What is needed |
Return the listing below exactly, with the pictures dropped.

┄┄┄┄┄┄

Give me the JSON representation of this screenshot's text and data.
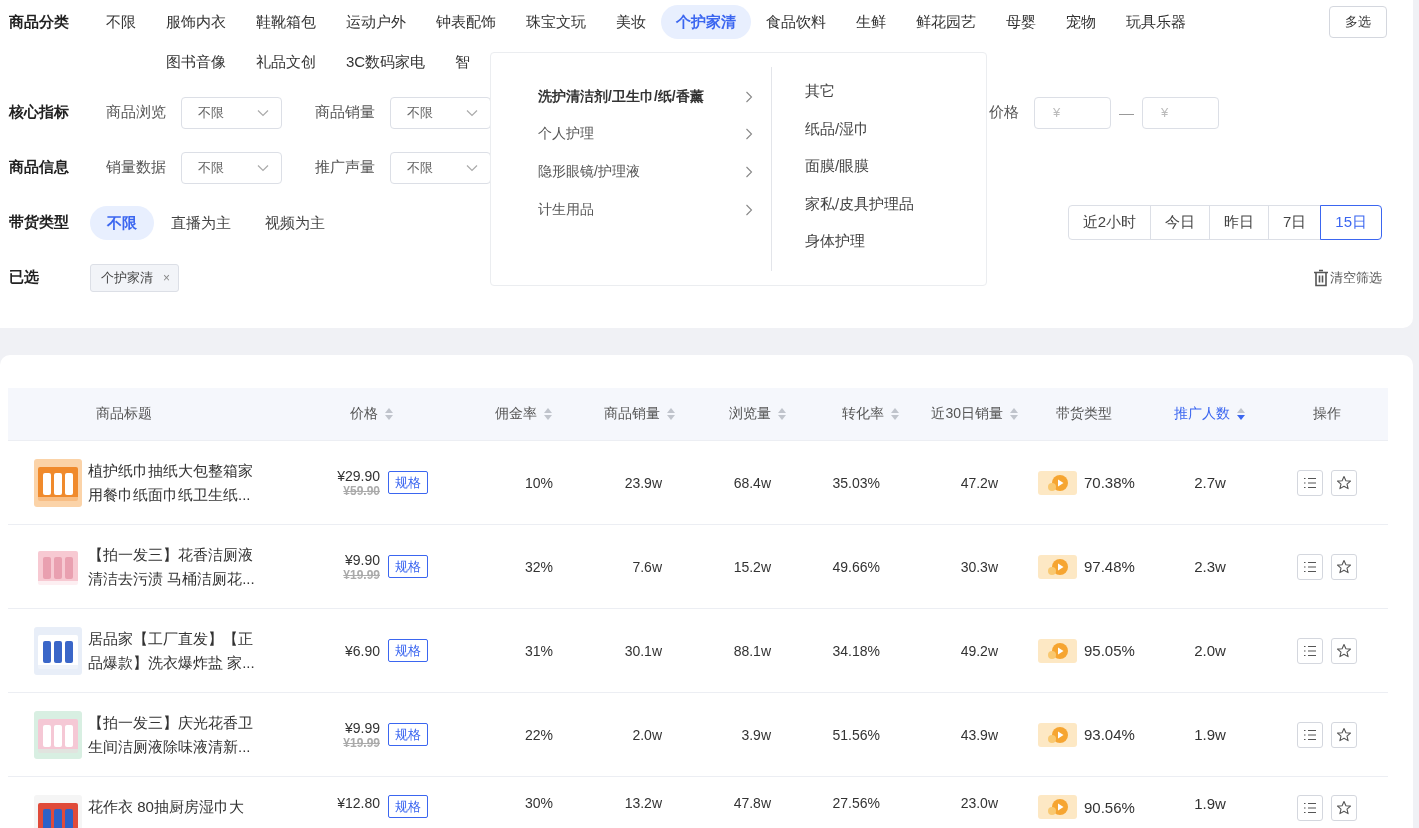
{
  "category_filter": {
    "label": "商品分类",
    "items": [
      {
        "label": "不限",
        "selected": false
      },
      {
        "label": "服饰内衣",
        "selected": false
      },
      {
        "label": "鞋靴箱包",
        "selected": false
      },
      {
        "label": "运动户外",
        "selected": false
      },
      {
        "label": "钟表配饰",
        "selected": false
      },
      {
        "label": "珠宝文玩",
        "selected": false
      },
      {
        "label": "美妆",
        "selected": false
      },
      {
        "label": "个护家清",
        "selected": true
      },
      {
        "label": "食品饮料",
        "selected": false
      },
      {
        "label": "生鲜",
        "selected": false
      },
      {
        "label": "鲜花园艺",
        "selected": false
      },
      {
        "label": "母婴",
        "selected": false
      },
      {
        "label": "宠物",
        "selected": false
      },
      {
        "label": "玩具乐器",
        "selected": false
      },
      {
        "label": "图书音像",
        "selected": false
      },
      {
        "label": "礼品文创",
        "selected": false
      },
      {
        "label": "3C数码家电",
        "selected": false
      },
      {
        "label": "智",
        "selected": false
      }
    ],
    "multi_select_button": "多选"
  },
  "category_menu": {
    "groups": [
      {
        "label": "洗护清洁剂/卫生巾/纸/香薰",
        "selected": true
      },
      {
        "label": "个人护理",
        "selected": false
      },
      {
        "label": "隐形眼镜/护理液",
        "selected": false
      },
      {
        "label": "计生用品",
        "selected": false
      }
    ],
    "subitems": [
      "其它",
      "纸品/湿巾",
      "面膜/眼膜",
      "家私/皮具护理品",
      "身体护理"
    ]
  },
  "core_metrics": {
    "label": "核心指标",
    "selects": [
      {
        "label": "商品浏览",
        "value": "不限"
      },
      {
        "label": "商品销量",
        "value": "不限"
      }
    ],
    "price": {
      "label": "价格",
      "min_placeholder": "¥",
      "separator": "—",
      "max_placeholder": "¥"
    }
  },
  "product_info": {
    "label": "商品信息",
    "selects": [
      {
        "label": "销量数据",
        "value": "不限"
      },
      {
        "label": "推广声量",
        "value": "不限"
      }
    ]
  },
  "sales_type": {
    "label": "带货类型",
    "options": [
      {
        "label": "不限",
        "selected": true
      },
      {
        "label": "直播为主",
        "selected": false
      },
      {
        "label": "视频为主",
        "selected": false
      }
    ],
    "time_ranges": [
      {
        "label": "近2小时",
        "selected": false
      },
      {
        "label": "今日",
        "selected": false
      },
      {
        "label": "昨日",
        "selected": false
      },
      {
        "label": "7日",
        "selected": false
      },
      {
        "label": "15日",
        "selected": true
      }
    ]
  },
  "selected_filters": {
    "label": "已选",
    "tags": [
      "个护家清"
    ],
    "tag_close": "×",
    "clear_button": "清空筛选"
  },
  "table": {
    "columns": [
      {
        "label": "商品标题"
      },
      {
        "label": "价格",
        "sortable": true,
        "sort_desc": false
      },
      {
        "label": "佣金率",
        "sortable": true,
        "sort_desc": false
      },
      {
        "label": "商品销量",
        "sortable": true,
        "sort_desc": false
      },
      {
        "label": "浏览量",
        "sortable": true,
        "sort_desc": false
      },
      {
        "label": "转化率",
        "sortable": true,
        "sort_desc": false
      },
      {
        "label": "近30日销量",
        "sortable": true,
        "sort_desc": false
      },
      {
        "label": "带货类型"
      },
      {
        "label": "推广人数",
        "sortable": true,
        "sort_desc": true
      },
      {
        "label": "操作"
      }
    ],
    "rows": [
      {
        "title": "植护纸巾抽纸大包整箱家用餐巾纸面巾纸卫生纸...",
        "price": "¥29.90",
        "original_price": "¥59.90",
        "spec": "规格",
        "commission": "10%",
        "sales": "23.9w",
        "views": "68.4w",
        "conversion": "35.03%",
        "sales_30d": "47.2w",
        "video_share": "70.38%",
        "promoters": "2.7w"
      },
      {
        "title": "【拍一发三】花香洁厕液清洁去污渍 马桶洁厕花...",
        "price": "¥9.90",
        "original_price": "¥19.99",
        "spec": "规格",
        "commission": "32%",
        "sales": "7.6w",
        "views": "15.2w",
        "conversion": "49.66%",
        "sales_30d": "30.3w",
        "video_share": "97.48%",
        "promoters": "2.3w"
      },
      {
        "title": "居品家【工厂直发】【正品爆款】洗衣爆炸盐 家...",
        "price": "¥6.90",
        "spec": "规格",
        "commission": "31%",
        "sales": "30.1w",
        "views": "88.1w",
        "conversion": "34.18%",
        "sales_30d": "49.2w",
        "video_share": "95.05%",
        "promoters": "2.0w"
      },
      {
        "title": "【拍一发三】庆光花香卫生间洁厕液除味液清新...",
        "price": "¥9.99",
        "original_price": "¥19.99",
        "spec": "规格",
        "commission": "22%",
        "sales": "2.0w",
        "views": "3.9w",
        "conversion": "51.56%",
        "sales_30d": "43.9w",
        "video_share": "93.04%",
        "promoters": "1.9w"
      },
      {
        "title": "花作衣 80抽厨房湿巾大",
        "price": "¥12.80",
        "spec": "规格",
        "commission": "30%",
        "sales": "13.2w",
        "views": "47.8w",
        "conversion": "27.56%",
        "sales_30d": "23.0w",
        "video_share": "90.56%",
        "promoters": "1.9w"
      }
    ]
  }
}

┄┄┄┄┄┄

Solution to this problem |
Give me the JSON representation of this screenshot's text and data.
{
  "category_filter": {
    "label": "商品分类",
    "items": [
      {
        "label": "不限",
        "selected": false
      },
      {
        "label": "服饰内衣",
        "selected": false
      },
      {
        "label": "鞋靴箱包",
        "selected": false
      },
      {
        "label": "运动户外",
        "selected": false
      },
      {
        "label": "钟表配饰",
        "selected": false
      },
      {
        "label": "珠宝文玩",
        "selected": false
      },
      {
        "label": "美妆",
        "selected": false
      },
      {
        "label": "个护家清",
        "selected": true
      },
      {
        "label": "食品饮料",
        "selected": false
      },
      {
        "label": "生鲜",
        "selected": false
      },
      {
        "label": "鲜花园艺",
        "selected": false
      },
      {
        "label": "母婴",
        "selected": false
      },
      {
        "label": "宠物",
        "selected": false
      },
      {
        "label": "玩具乐器",
        "selected": false
      },
      {
        "label": "图书音像",
        "selected": false
      },
      {
        "label": "礼品文创",
        "selected": false
      },
      {
        "label": "3C数码家电",
        "selected": false
      },
      {
        "label": "智",
        "selected": false
      }
    ],
    "multi_select_button": "多选"
  },
  "category_menu": {
    "groups": [
      {
        "label": "洗护清洁剂/卫生巾/纸/香薰",
        "selected": true
      },
      {
        "label": "个人护理",
        "selected": false
      },
      {
        "label": "隐形眼镜/护理液",
        "selected": false
      },
      {
        "label": "计生用品",
        "selected": false
      }
    ],
    "subitems": [
      "其它",
      "纸品/湿巾",
      "面膜/眼膜",
      "家私/皮具护理品",
      "身体护理"
    ]
  },
  "core_metrics": {
    "label": "核心指标",
    "selects": [
      {
        "label": "商品浏览",
        "value": "不限"
      },
      {
        "label": "商品销量",
        "value": "不限"
      }
    ],
    "price": {
      "label": "价格",
      "min_placeholder": "¥",
      "separator": "—",
      "max_placeholder": "¥"
    }
  },
  "product_info": {
    "label": "商品信息",
    "selects": [
      {
        "label": "销量数据",
        "value": "不限"
      },
      {
        "label": "推广声量",
        "value": "不限"
      }
    ]
  },
  "sales_type": {
    "label": "带货类型",
    "options": [
      {
        "label": "不限",
        "selected": true
      },
      {
        "label": "直播为主",
        "selected": false
      },
      {
        "label": "视频为主",
        "selected": false
      }
    ],
    "time_ranges": [
      {
        "label": "近2小时",
        "selected": false
      },
      {
        "label": "今日",
        "selected": false
      },
      {
        "label": "昨日",
        "selected": false
      },
      {
        "label": "7日",
        "selected": false
      },
      {
        "label": "15日",
        "selected": true
      }
    ]
  },
  "selected_filters": {
    "label": "已选",
    "tags": [
      "个护家清"
    ],
    "tag_close": "×",
    "clear_button": "清空筛选"
  },
  "table": {
    "columns": [
      {
        "label": "商品标题"
      },
      {
        "label": "价格",
        "sortable": true,
        "sort_desc": false
      },
      {
        "label": "佣金率",
        "sortable": true,
        "sort_desc": false
      },
      {
        "label": "商品销量",
        "sortable": true,
        "sort_desc": false
      },
      {
        "label": "浏览量",
        "sortable": true,
        "sort_desc": false
      },
      {
        "label": "转化率",
        "sortable": true,
        "sort_desc": false
      },
      {
        "label": "近30日销量",
        "sortable": true,
        "sort_desc": false
      },
      {
        "label": "带货类型"
      },
      {
        "label": "推广人数",
        "sortable": true,
        "sort_desc": true
      },
      {
        "label": "操作"
      }
    ],
    "rows": [
      {
        "title": "植护纸巾抽纸大包整箱家用餐巾纸面巾纸卫生纸...",
        "price": "¥29.90",
        "original_price": "¥59.90",
        "spec": "规格",
        "commission": "10%",
        "sales": "23.9w",
        "views": "68.4w",
        "conversion": "35.03%",
        "sales_30d": "47.2w",
        "video_share": "70.38%",
        "promoters": "2.7w"
      },
      {
        "title": "【拍一发三】花香洁厕液清洁去污渍 马桶洁厕花...",
        "price": "¥9.90",
        "original_price": "¥19.99",
        "spec": "规格",
        "commission": "32%",
        "sales": "7.6w",
        "views": "15.2w",
        "conversion": "49.66%",
        "sales_30d": "30.3w",
        "video_share": "97.48%",
        "promoters": "2.3w"
      },
      {
        "title": "居品家【工厂直发】【正品爆款】洗衣爆炸盐 家...",
        "price": "¥6.90",
        "spec": "规格",
        "commission": "31%",
        "sales": "30.1w",
        "views": "88.1w",
        "conversion": "34.18%",
        "sales_30d": "49.2w",
        "video_share": "95.05%",
        "promoters": "2.0w"
      },
      {
        "title": "【拍一发三】庆光花香卫生间洁厕液除味液清新...",
        "price": "¥9.99",
        "original_price": "¥19.99",
        "spec": "规格",
        "commission": "22%",
        "sales": "2.0w",
        "views": "3.9w",
        "conversion": "51.56%",
        "sales_30d": "43.9w",
        "video_share": "93.04%",
        "promoters": "1.9w"
      },
      {
        "title": "花作衣 80抽厨房湿巾大",
        "price": "¥12.80",
        "spec": "规格",
        "commission": "30%",
        "sales": "13.2w",
        "views": "47.8w",
        "conversion": "27.56%",
        "sales_30d": "23.0w",
        "video_share": "90.56%",
        "promoters": "1.9w"
      }
    ]
  }
}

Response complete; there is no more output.